Task requirements: Return every line of the data below that includes the string "Joints".

Part of a data file:
+---+
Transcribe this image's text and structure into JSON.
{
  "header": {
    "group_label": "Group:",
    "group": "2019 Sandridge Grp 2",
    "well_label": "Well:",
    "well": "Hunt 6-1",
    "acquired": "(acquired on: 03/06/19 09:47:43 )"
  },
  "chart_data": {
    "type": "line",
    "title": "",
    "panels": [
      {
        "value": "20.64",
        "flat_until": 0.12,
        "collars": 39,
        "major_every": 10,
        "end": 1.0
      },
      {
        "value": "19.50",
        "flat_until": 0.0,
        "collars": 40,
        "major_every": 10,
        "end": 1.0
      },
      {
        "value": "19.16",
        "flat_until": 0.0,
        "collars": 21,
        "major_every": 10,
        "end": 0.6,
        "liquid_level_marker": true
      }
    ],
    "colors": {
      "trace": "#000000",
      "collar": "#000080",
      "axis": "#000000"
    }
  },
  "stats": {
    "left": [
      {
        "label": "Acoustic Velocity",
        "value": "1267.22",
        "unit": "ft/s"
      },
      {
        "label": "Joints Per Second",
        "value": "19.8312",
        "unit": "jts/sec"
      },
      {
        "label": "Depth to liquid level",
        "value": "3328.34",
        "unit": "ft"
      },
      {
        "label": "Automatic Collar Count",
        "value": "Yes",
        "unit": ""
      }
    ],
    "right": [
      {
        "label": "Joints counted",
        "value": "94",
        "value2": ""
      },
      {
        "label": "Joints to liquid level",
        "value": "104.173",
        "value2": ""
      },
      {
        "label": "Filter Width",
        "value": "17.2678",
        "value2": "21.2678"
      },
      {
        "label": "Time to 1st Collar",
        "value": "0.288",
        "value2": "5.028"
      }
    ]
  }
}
+---+
Final answer:
        "label": "Joints Per Second",
        "label": "Joints counted",
        "label": "Joints to liquid level",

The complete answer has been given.